Your goal:
Extract all lines in the data that contain the word "JSON".

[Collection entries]
===============

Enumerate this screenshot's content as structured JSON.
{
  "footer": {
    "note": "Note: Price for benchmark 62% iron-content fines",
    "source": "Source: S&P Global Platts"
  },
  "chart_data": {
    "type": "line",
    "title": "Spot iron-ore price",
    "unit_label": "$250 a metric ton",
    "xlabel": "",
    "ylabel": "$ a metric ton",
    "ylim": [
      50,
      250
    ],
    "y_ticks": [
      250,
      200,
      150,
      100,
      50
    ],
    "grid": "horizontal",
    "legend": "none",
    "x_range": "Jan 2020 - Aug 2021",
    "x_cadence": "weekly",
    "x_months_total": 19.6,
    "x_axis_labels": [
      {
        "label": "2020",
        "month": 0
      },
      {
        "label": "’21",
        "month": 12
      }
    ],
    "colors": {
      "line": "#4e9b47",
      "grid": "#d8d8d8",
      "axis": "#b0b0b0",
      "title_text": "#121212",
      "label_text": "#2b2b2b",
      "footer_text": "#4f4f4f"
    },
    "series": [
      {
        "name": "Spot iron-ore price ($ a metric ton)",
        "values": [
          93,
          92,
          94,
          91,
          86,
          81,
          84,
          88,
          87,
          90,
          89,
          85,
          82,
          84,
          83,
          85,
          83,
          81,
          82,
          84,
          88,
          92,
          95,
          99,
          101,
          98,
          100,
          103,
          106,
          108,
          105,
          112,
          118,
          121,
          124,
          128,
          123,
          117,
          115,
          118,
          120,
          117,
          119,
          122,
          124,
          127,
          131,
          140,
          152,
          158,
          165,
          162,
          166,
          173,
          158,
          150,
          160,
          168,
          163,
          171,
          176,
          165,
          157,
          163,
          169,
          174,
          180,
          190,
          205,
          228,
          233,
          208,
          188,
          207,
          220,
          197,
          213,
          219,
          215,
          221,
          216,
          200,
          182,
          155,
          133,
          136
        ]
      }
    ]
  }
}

===============

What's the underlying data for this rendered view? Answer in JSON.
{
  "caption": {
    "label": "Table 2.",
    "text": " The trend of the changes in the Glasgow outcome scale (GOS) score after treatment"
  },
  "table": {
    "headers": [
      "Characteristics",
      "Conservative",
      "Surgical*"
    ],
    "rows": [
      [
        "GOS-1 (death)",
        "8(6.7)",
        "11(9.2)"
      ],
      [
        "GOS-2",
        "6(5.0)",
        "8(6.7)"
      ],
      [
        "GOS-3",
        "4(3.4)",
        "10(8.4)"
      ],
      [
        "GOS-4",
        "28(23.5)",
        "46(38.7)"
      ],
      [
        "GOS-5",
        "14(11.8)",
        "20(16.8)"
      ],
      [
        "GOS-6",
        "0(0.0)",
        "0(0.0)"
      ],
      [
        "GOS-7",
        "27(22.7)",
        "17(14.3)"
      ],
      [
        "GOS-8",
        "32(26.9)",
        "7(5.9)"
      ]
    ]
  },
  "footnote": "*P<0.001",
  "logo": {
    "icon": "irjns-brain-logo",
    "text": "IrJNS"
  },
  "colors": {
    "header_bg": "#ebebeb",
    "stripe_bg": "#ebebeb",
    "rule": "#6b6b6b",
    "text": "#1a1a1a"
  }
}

===============

Task result:
Enumerate this screenshot's content as structured JSON.
What's the underlying data for this rendered view? Answer in JSON.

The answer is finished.